BEGIN The input

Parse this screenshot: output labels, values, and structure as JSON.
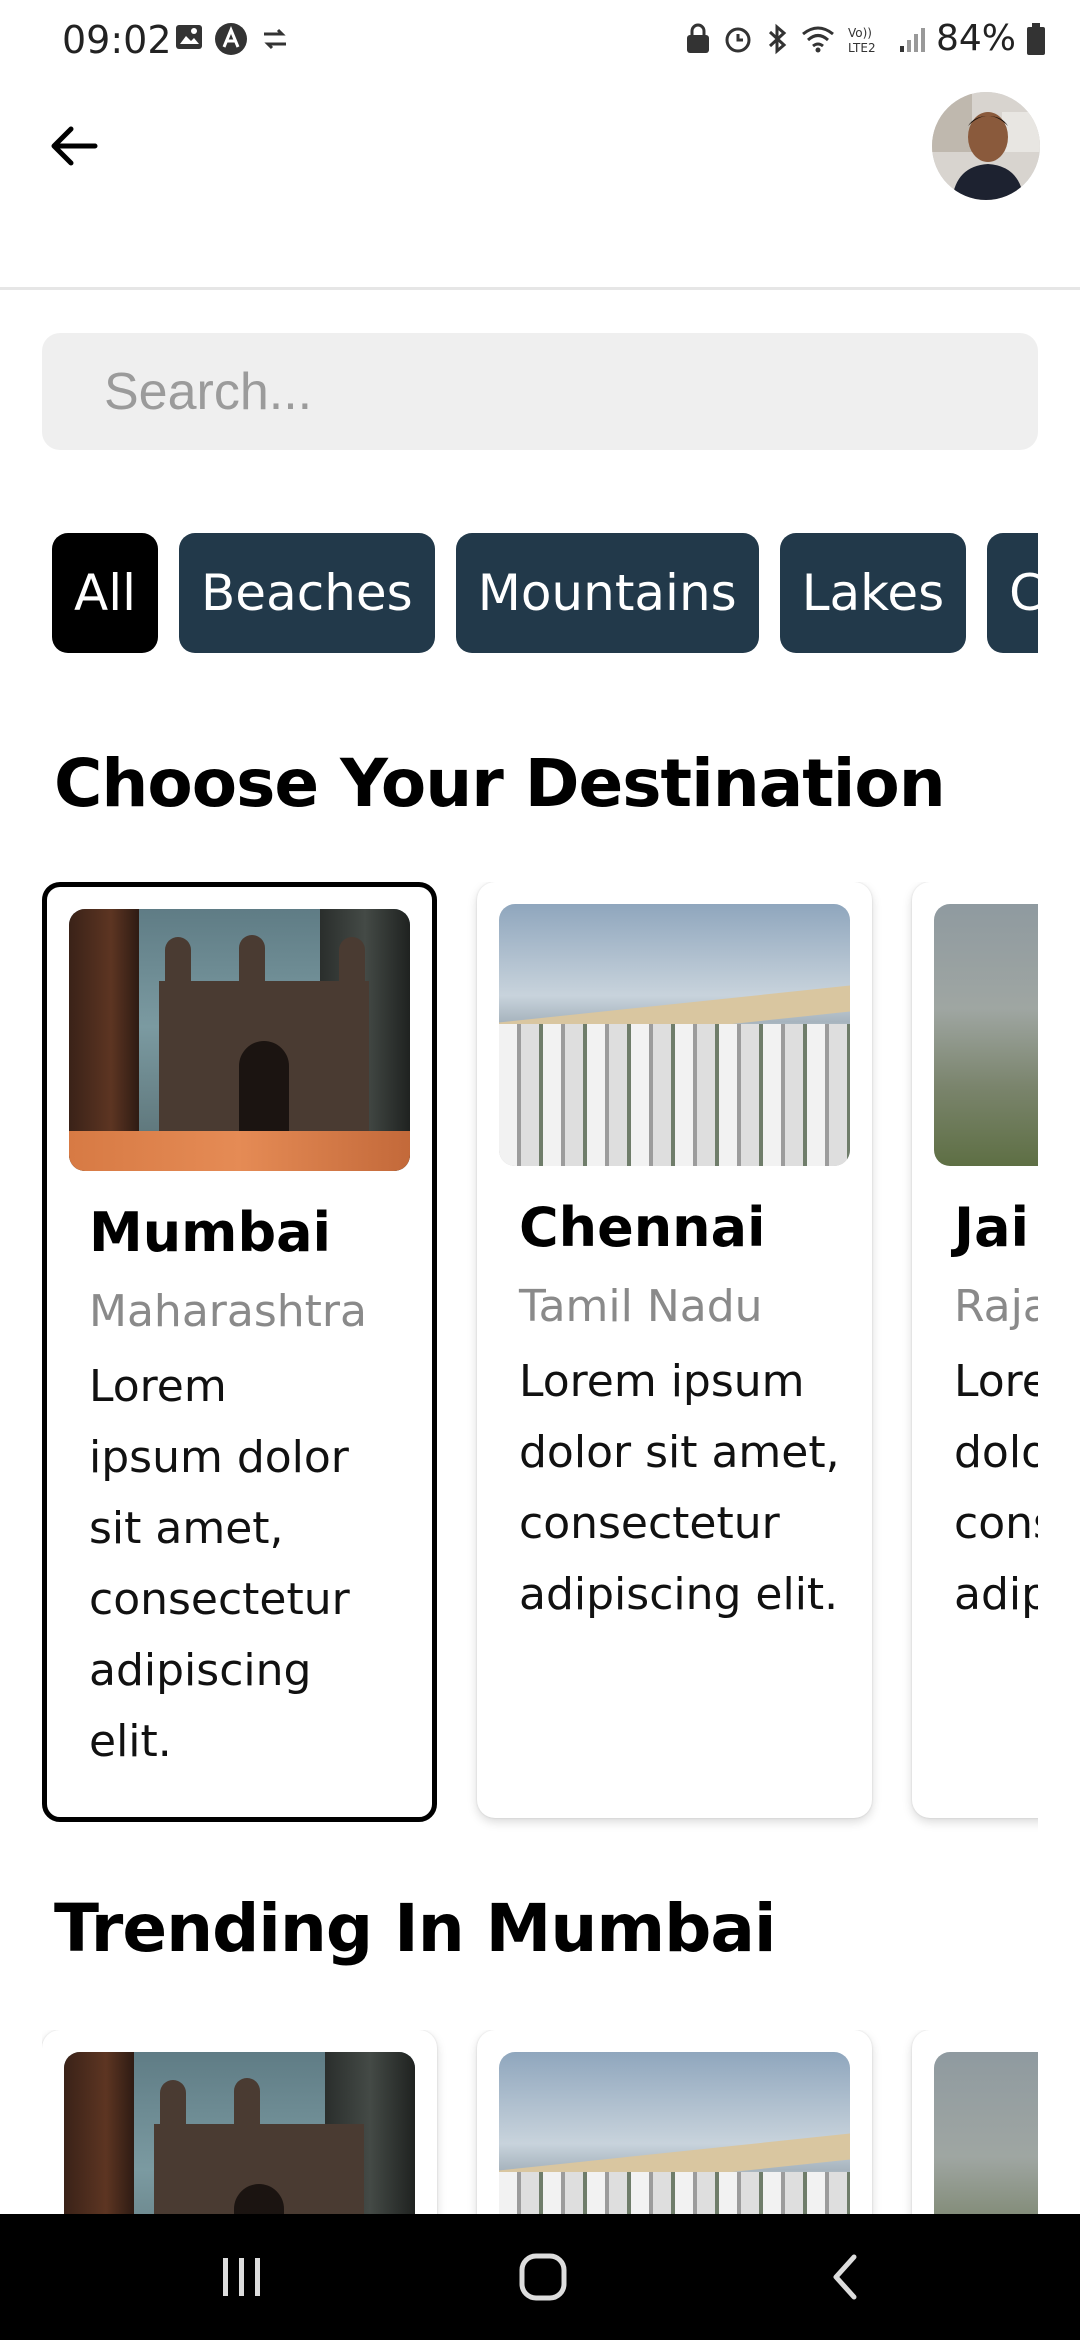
{
  "status_bar": {
    "time": "09:02",
    "battery_percent": "84%"
  },
  "search": {
    "placeholder": "Search..."
  },
  "categories": [
    "All",
    "Beaches",
    "Mountains",
    "Lakes",
    "C"
  ],
  "active_category": "All",
  "sections": {
    "destinations_title": "Choose Your Destination",
    "trending_title": "Trending In Mumbai"
  },
  "destinations": [
    {
      "name": "Mumbai",
      "state": "Maharashtra",
      "description": "Lorem ipsum dolor sit amet, consectetur adipiscing elit."
    },
    {
      "name": "Chennai",
      "state": "Tamil Nadu",
      "description": "Lorem ipsum dolor sit amet, consectetur adipiscing elit."
    },
    {
      "name": "Jai",
      "state": "Raja",
      "description": "Lore dolo cons adip"
    }
  ],
  "colors": {
    "chip_bg": "#22394a",
    "chip_active_bg": "#000000",
    "search_bg": "#efefef",
    "nav_bg": "#000000"
  },
  "icons": {
    "back": "arrow-left-icon",
    "nav_recents": "recents-icon",
    "nav_home": "home-icon",
    "nav_back": "chevron-left-icon"
  }
}
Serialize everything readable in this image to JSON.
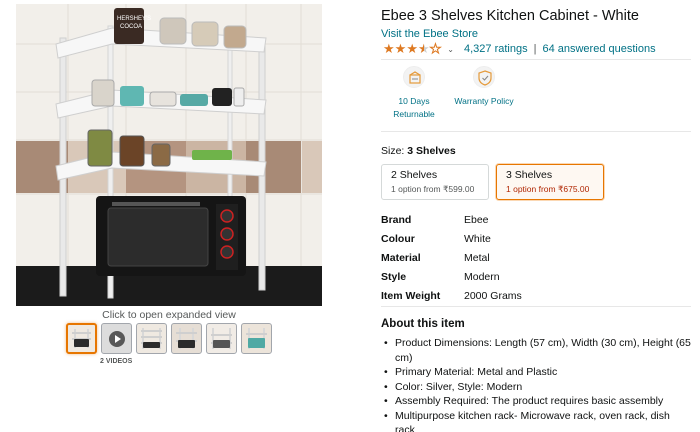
{
  "gallery": {
    "click_hint": "Click to open expanded view",
    "videos_label": "2 VIDEOS",
    "image_text": {
      "jar_label_1": "HERSHEY'S",
      "jar_label_2": "COCOA"
    },
    "thumbnails": [
      {
        "kind": "image",
        "active": true
      },
      {
        "kind": "video",
        "active": false
      },
      {
        "kind": "image",
        "active": false
      },
      {
        "kind": "image",
        "active": false
      },
      {
        "kind": "image",
        "active": false
      },
      {
        "kind": "image",
        "active": false
      }
    ]
  },
  "product": {
    "title": "Ebee 3 Shelves Kitchen Cabinet - White",
    "store_link": "Visit the Ebee Store",
    "rating": 3.5,
    "ratings_count": "4,327 ratings",
    "separator": "|",
    "answered": "64 answered questions"
  },
  "badges": [
    {
      "icon": "return-box-icon",
      "line1": "10 Days",
      "line2": "Returnable"
    },
    {
      "icon": "shield-check-icon",
      "line1": "Warranty Policy",
      "line2": ""
    }
  ],
  "size": {
    "label": "Size:",
    "selected": "3 Shelves",
    "options": [
      {
        "name": "2 Shelves",
        "price": "1 option from ₹599.00",
        "selected": false
      },
      {
        "name": "3 Shelves",
        "price": "1 option from ₹675.00",
        "selected": true
      }
    ]
  },
  "specs": [
    {
      "key": "Brand",
      "value": "Ebee"
    },
    {
      "key": "Colour",
      "value": "White"
    },
    {
      "key": "Material",
      "value": "Metal"
    },
    {
      "key": "Style",
      "value": "Modern"
    },
    {
      "key": "Item Weight",
      "value": "2000 Grams"
    }
  ],
  "about": {
    "title": "About this item",
    "bullets": [
      "Product Dimensions: Length (57 cm), Width (30 cm), Height (65 cm)",
      "Primary Material: Metal and Plastic",
      "Color: Silver, Style: Modern",
      "Assembly Required: The product requires basic assembly",
      "Multipurpose kitchen rack- Microwave rack, oven rack, dish rack"
    ]
  },
  "colors": {
    "link": "#007185",
    "star": "#de7921",
    "selected_border": "#e77600",
    "price_red": "#b12704"
  }
}
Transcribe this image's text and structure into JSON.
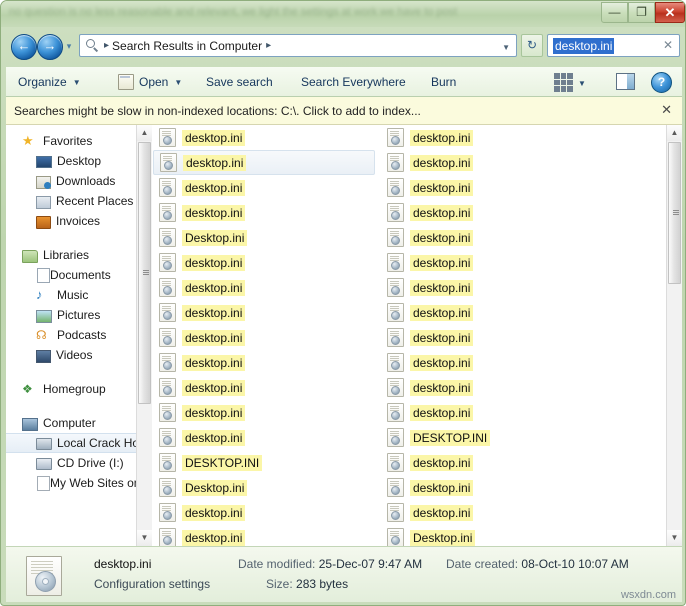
{
  "window": {
    "title_ghost": "no question is no less reasonable and relevant, we light the settings at work we have to post",
    "controls": {
      "minimize": "—",
      "maximize": "❐",
      "close": "✕"
    }
  },
  "addressbar": {
    "back_glyph": "←",
    "forward_glyph": "→",
    "recent_glyph": "▾",
    "icon": "search-icon",
    "crumb_prefix": "▸",
    "crumb_text": "Search Results in Computer",
    "crumb_suffix": "▸",
    "dropdown_glyph": "▼",
    "refresh_glyph": "↻"
  },
  "search": {
    "value": "desktop.ini",
    "clear_glyph": "✕"
  },
  "toolbar": {
    "organize_label": "Organize",
    "organize_caret": "▼",
    "open_label": "Open",
    "open_caret": "▼",
    "save_search_label": "Save search",
    "search_everywhere_label": "Search Everywhere",
    "burn_label": "Burn",
    "views_caret": "▼",
    "help_glyph": "?"
  },
  "infobar": {
    "message": "Searches might be slow in non-indexed locations: C:\\. Click to add to index...",
    "close_glyph": "✕"
  },
  "sidebar": {
    "groups": [
      {
        "head": {
          "label": "Favorites",
          "icon": "star-icon"
        },
        "items": [
          {
            "label": "Desktop",
            "icon": "desktop-icon"
          },
          {
            "label": "Downloads",
            "icon": "downloads-icon"
          },
          {
            "label": "Recent Places",
            "icon": "recent-places-icon"
          },
          {
            "label": "Invoices",
            "icon": "invoices-folder-icon"
          }
        ]
      },
      {
        "head": {
          "label": "Libraries",
          "icon": "libraries-icon"
        },
        "items": [
          {
            "label": "Documents",
            "icon": "documents-icon"
          },
          {
            "label": "Music",
            "icon": "music-icon"
          },
          {
            "label": "Pictures",
            "icon": "pictures-icon"
          },
          {
            "label": "Podcasts",
            "icon": "podcasts-icon"
          },
          {
            "label": "Videos",
            "icon": "videos-icon"
          }
        ]
      },
      {
        "head": {
          "label": "Homegroup",
          "icon": "homegroup-icon"
        },
        "items": []
      },
      {
        "head": {
          "label": "Computer",
          "icon": "computer-icon"
        },
        "items": [
          {
            "label": "Local Crack Hou",
            "icon": "drive-icon",
            "selected": true
          },
          {
            "label": "CD Drive (I:)",
            "icon": "cd-drive-icon"
          },
          {
            "label": "My Web Sites on",
            "icon": "web-sites-icon"
          }
        ]
      }
    ]
  },
  "filelist": {
    "columns": [
      {
        "files": [
          "desktop.ini",
          "desktop.ini",
          "desktop.ini",
          "desktop.ini",
          "Desktop.ini",
          "desktop.ini",
          "desktop.ini",
          "desktop.ini",
          "desktop.ini",
          "desktop.ini",
          "desktop.ini",
          "desktop.ini",
          "desktop.ini",
          "DESKTOP.INI",
          "Desktop.ini",
          "desktop.ini",
          "desktop.ini"
        ],
        "selected_index": 1
      },
      {
        "files": [
          "desktop.ini",
          "desktop.ini",
          "desktop.ini",
          "desktop.ini",
          "desktop.ini",
          "desktop.ini",
          "desktop.ini",
          "desktop.ini",
          "desktop.ini",
          "desktop.ini",
          "desktop.ini",
          "desktop.ini",
          "DESKTOP.INI",
          "desktop.ini",
          "desktop.ini",
          "desktop.ini",
          "Desktop.ini"
        ],
        "selected_index": -1
      }
    ]
  },
  "details": {
    "name": "desktop.ini",
    "type": "Configuration settings",
    "date_modified_label": "Date modified:",
    "date_modified_value": "25-Dec-07 9:47 AM",
    "size_label": "Size:",
    "size_value": "283 bytes",
    "date_created_label": "Date created:",
    "date_created_value": "08-Oct-10 10:07 AM"
  },
  "watermark": "wsxdn.com",
  "colors": {
    "highlight_yellow": "#fbf6a8",
    "selection_blue": "#2f6fce",
    "infobar_bg": "#fbfbdd",
    "close_red": "#cc4430"
  }
}
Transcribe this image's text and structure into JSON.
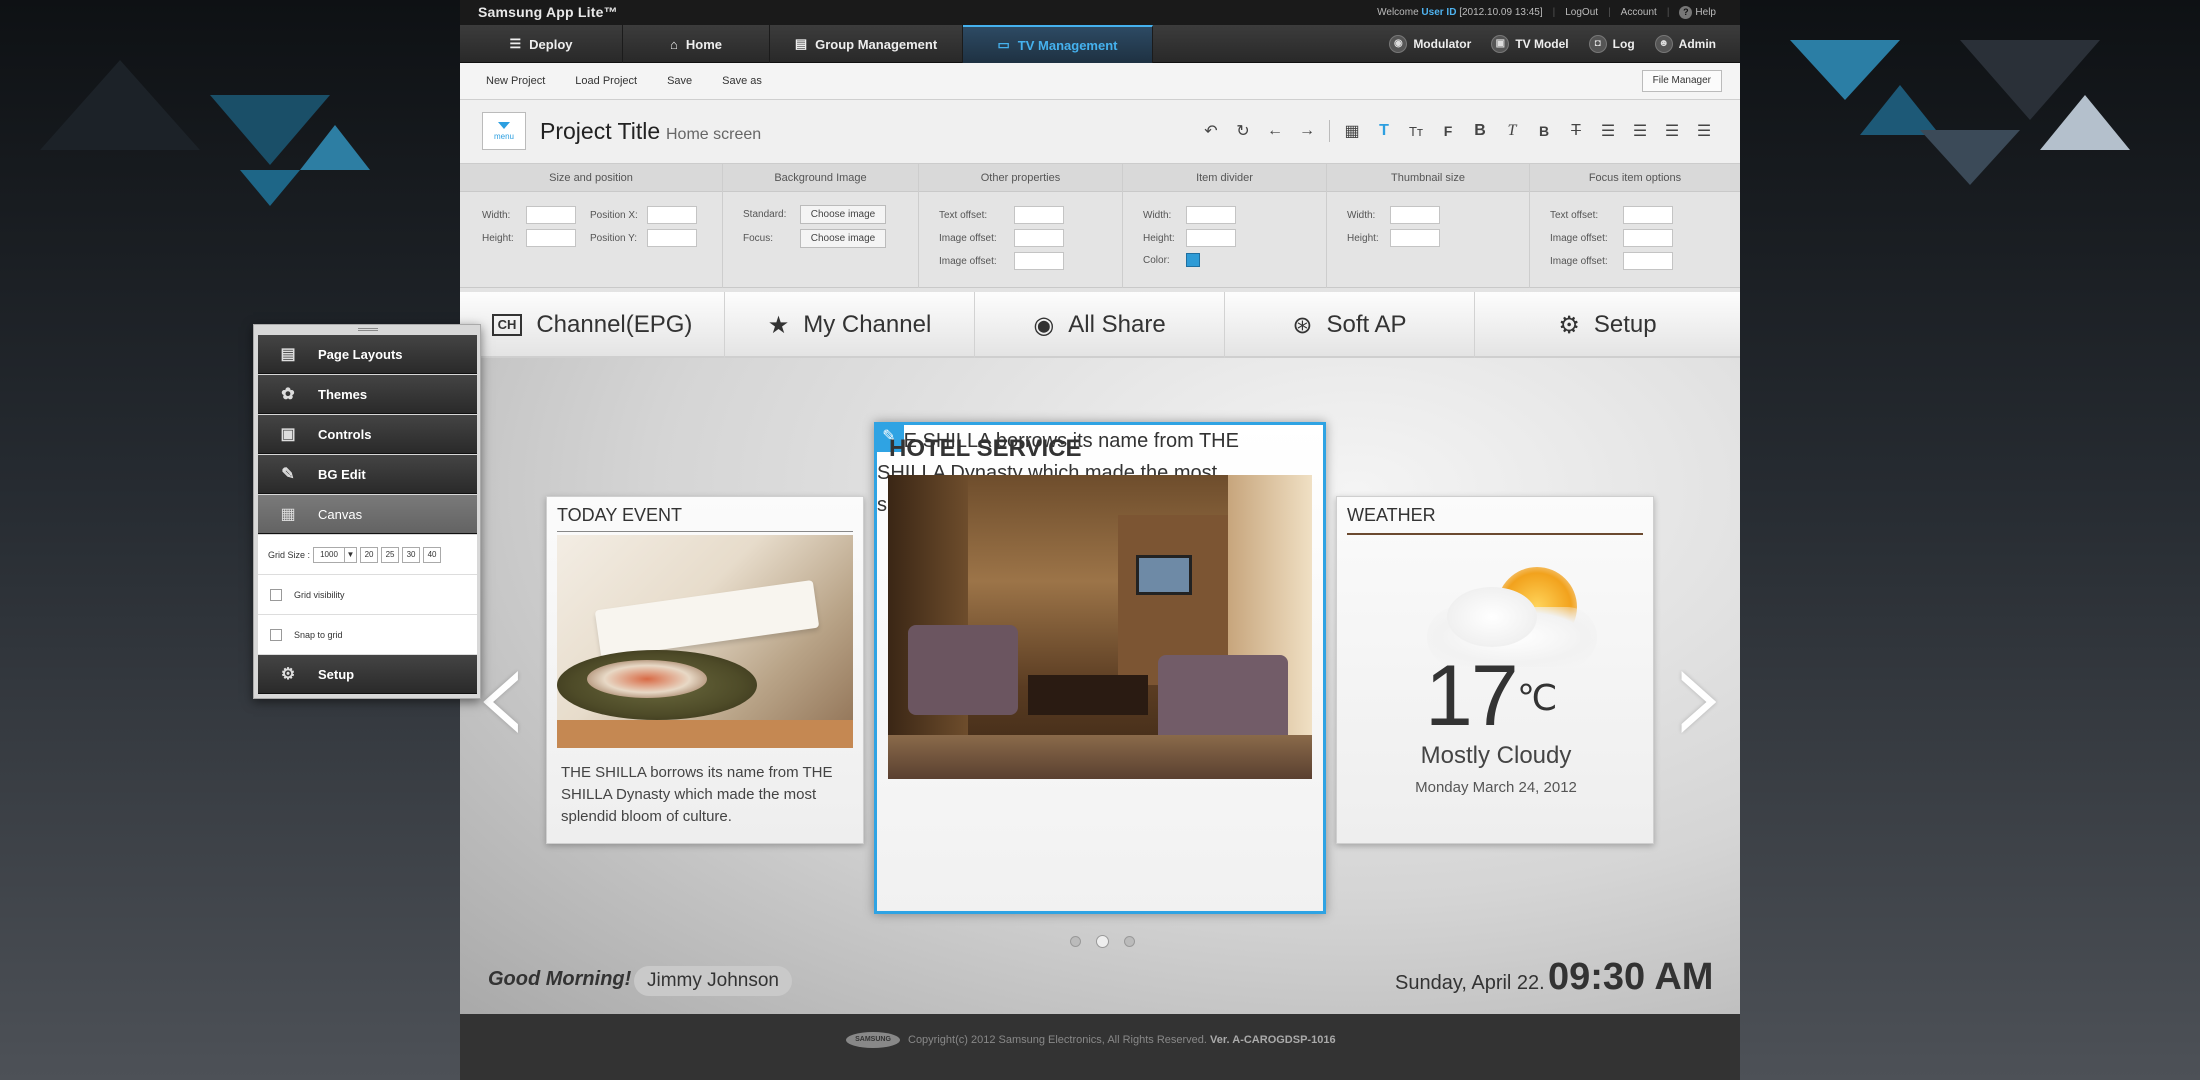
{
  "app": {
    "brand": "Samsung App Lite™",
    "welcome_prefix": "Welcome",
    "user_id": "User ID",
    "timestamp": "[2012.10.09 13:45]",
    "logout": "LogOut",
    "account": "Account",
    "help": "Help"
  },
  "nav": {
    "tabs": [
      {
        "label": "Deploy",
        "icon": "stack-icon"
      },
      {
        "label": "Home",
        "icon": "home-icon"
      },
      {
        "label": "Group Management",
        "icon": "document-icon"
      },
      {
        "label": "TV Management",
        "icon": "tv-icon",
        "active": true
      }
    ],
    "right": [
      {
        "label": "Modulator",
        "icon": "modulator-icon"
      },
      {
        "label": "TV Model",
        "icon": "tv-model-icon"
      },
      {
        "label": "Log",
        "icon": "lock-icon"
      },
      {
        "label": "Admin",
        "icon": "user-icon"
      }
    ]
  },
  "toolbar": {
    "new_project": "New Project",
    "load_project": "Load Project",
    "save": "Save",
    "save_as": "Save as",
    "file_manager": "File Manager"
  },
  "project": {
    "menu_label": "menu",
    "title": "Project Title",
    "subtitle": "Home screen"
  },
  "properties": {
    "size": {
      "head": "Size and position",
      "width": "Width:",
      "height": "Height:",
      "posx": "Position X:",
      "posy": "Position Y:"
    },
    "bg": {
      "head": "Background Image",
      "standard": "Standard:",
      "focus": "Focus:",
      "choose": "Choose image"
    },
    "other": {
      "head": "Other properties",
      "text_offset": "Text offset:",
      "image_offset": "Image offset:"
    },
    "divider": {
      "head": "Item divider",
      "width": "Width:",
      "height": "Height:",
      "color": "Color:",
      "color_value": "#2e9bd6"
    },
    "thumb": {
      "head": "Thumbnail size",
      "width": "Width:",
      "height": "Height:"
    },
    "focusopt": {
      "head": "Focus item options",
      "text_offset": "Text offset:",
      "image_offset": "Image offset:"
    }
  },
  "categories": [
    {
      "label": "Channel(EPG)",
      "icon": "ch-icon"
    },
    {
      "label": "My Channel",
      "icon": "tv-star-icon"
    },
    {
      "label": "All Share",
      "icon": "share-icon"
    },
    {
      "label": "Soft AP",
      "icon": "antenna-icon"
    },
    {
      "label": "Setup",
      "icon": "gear-icon"
    }
  ],
  "cards": {
    "event": {
      "title": "TODAY EVENT",
      "desc": "THE SHILLA borrows its name from THE SHILLA Dynasty which made the most splendid bloom of culture."
    },
    "hotel": {
      "title": "HOTEL SERVICE",
      "desc": "THE SHILLA borrows its name from THE SHILLA Dynasty which made the most splendid bloom of culture."
    },
    "weather": {
      "title": "WEATHER",
      "temp": "17",
      "unit": "℃",
      "condition": "Mostly Cloudy",
      "date": "Monday March 24, 2012"
    }
  },
  "status": {
    "greeting": "Good Morning!",
    "user": "Jimmy Johnson",
    "date": "Sunday, April 22.",
    "time": "09:30 AM"
  },
  "footer": {
    "logo": "SAMSUNG",
    "copyright": "Copyright(c) 2012 Samsung Electronics, All Rights Reserved.",
    "version": "Ver. A-CAROGDSP-1016"
  },
  "panel": {
    "items": [
      "Page Layouts",
      "Themes",
      "Controls",
      "BG Edit",
      "Canvas"
    ],
    "grid_size_label": "Grid Size :",
    "grid_size_value": "1000",
    "grid_options": [
      "20",
      "25",
      "30",
      "40"
    ],
    "grid_visibility": "Grid visibility",
    "snap_to_grid": "Snap to grid",
    "setup": "Setup"
  }
}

END The input

Task objective =>
List every line in the records above that contains the word "Mumbai".

Result =>
    "trending_title": "Trending In Mumbai"
      "name": "Mumbai",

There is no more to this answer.